> _Directive_: All of the lines below are to be printed again exactly; images are excluded from the output.

> _Materials provided_:
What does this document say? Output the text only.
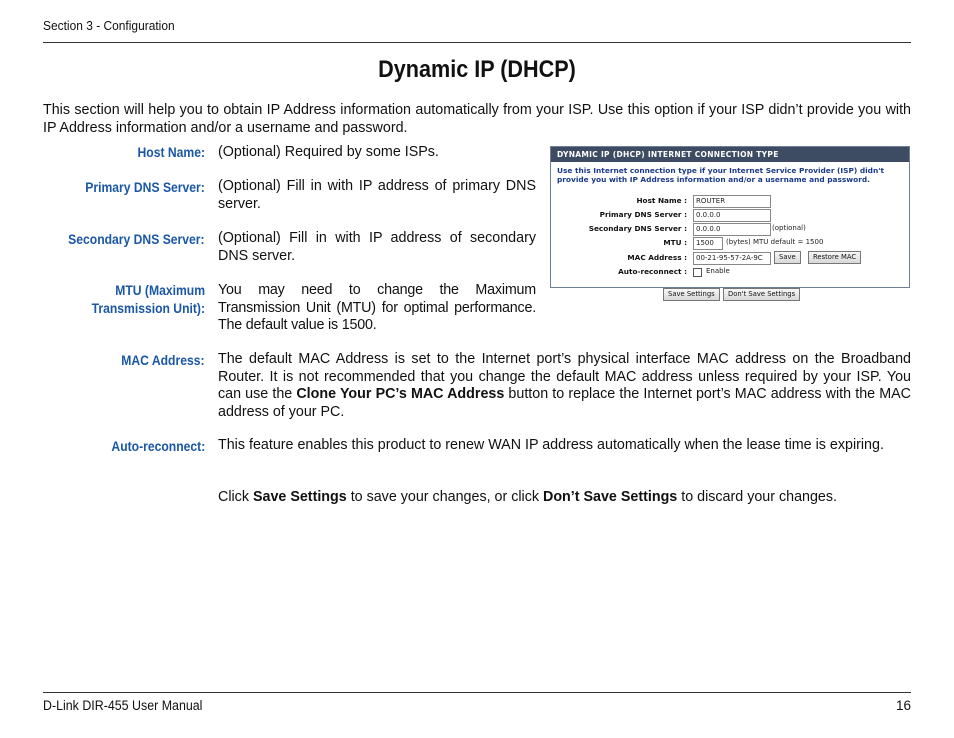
Section 3 - Configuration
Dynamic IP (DHCP)
This section will help you to obtain IP Address information automatically from your ISP. Use this option if your ISP didn’t provide you with IP Address information and/or a username and password.
Host Name: (Optional) Required by some ISPs.
Primary DNS Server: (Optional) Fill in with IP address of primary DNS server.
Secondary DNS Server: (Optional) Fill in with IP address of secondary DNS server.
MTU (Maximum
Transmission Unit):
You may need to change the Maximum Transmission Unit (MTU) for optimal performance. The default value is 1500.
MAC Address: The default MAC Address is set to the Internet port’s physical interface MAC address on the Broadband Router. It is not recommended that you change the default MAC address unless required by your ISP. You can use the Clone Your PC’s MAC Address button to replace the Internet port’s MAC address with the MAC address of your PC.
Auto-reconnect: This feature enables this product to renew WAN IP address automatically when the lease time is expiring.
Click Save Settings to save your changes, or click Don’t Save Settings to discard your changes.
DYNAMIC IP (DHCP) INTERNET CONNECTION TYPE
Use this Internet connection type if your Internet Service Provider (ISP) didn't provide you with IP Address information and/or a username and password.
Host Name :	ROUTER
Primary DNS Server :	0.0.0.0
Secondary DNS Server :	0.0.0.0	(optional)
MTU :	1500	(bytes) MTU default = 1500
MAC Address :	00-21-95-57-2A-9C	Save	Restore MAC
Auto-reconnect :	Enable
Save Settings	Don't Save Settings
D-Link DIR-455 User Manual	16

> _Task result_:
What does this document say? Output the text only.
Section 3 - Configuration
Dynamic IP (DHCP)
This section will help you to obtain IP Address information automatically from your ISP. Use this option if your ISP didn’t provide you with IP Address information and/or a username and password.
Host Name: (Optional) Required by some ISPs.
Primary DNS Server: (Optional) Fill in with IP address of primary DNS server.
Secondary DNS Server: (Optional) Fill in with IP address of secondary DNS server.
MTU (Maximum
Transmission Unit):
You may need to change the Maximum Transmission Unit (MTU) for optimal performance. The default value is 1500.
MAC Address: The default MAC Address is set to the Internet port’s physical interface MAC address on the Broadband Router. It is not recommended that you change the default MAC address unless required by your ISP. You can use the Clone Your PC’s MAC Address button to replace the Internet port’s MAC address with the MAC address of your PC.
Auto-reconnect: This feature enables this product to renew WAN IP address automatically when the lease time is expiring.
Click Save Settings to save your changes, or click Don’t Save Settings to discard your changes.
DYNAMIC IP (DHCP) INTERNET CONNECTION TYPE
Use this Internet connection type if your Internet Service Provider (ISP) didn't provide you with IP Address information and/or a username and password.
Host Name :	ROUTER
Primary DNS Server :	0.0.0.0
Secondary DNS Server :	0.0.0.0	(optional)
MTU :	1500	(bytes) MTU default = 1500
MAC Address :	00-21-95-57-2A-9C	Save	Restore MAC
Auto-reconnect :	Enable
Save Settings	Don't Save Settings
D-Link DIR-455 User Manual	16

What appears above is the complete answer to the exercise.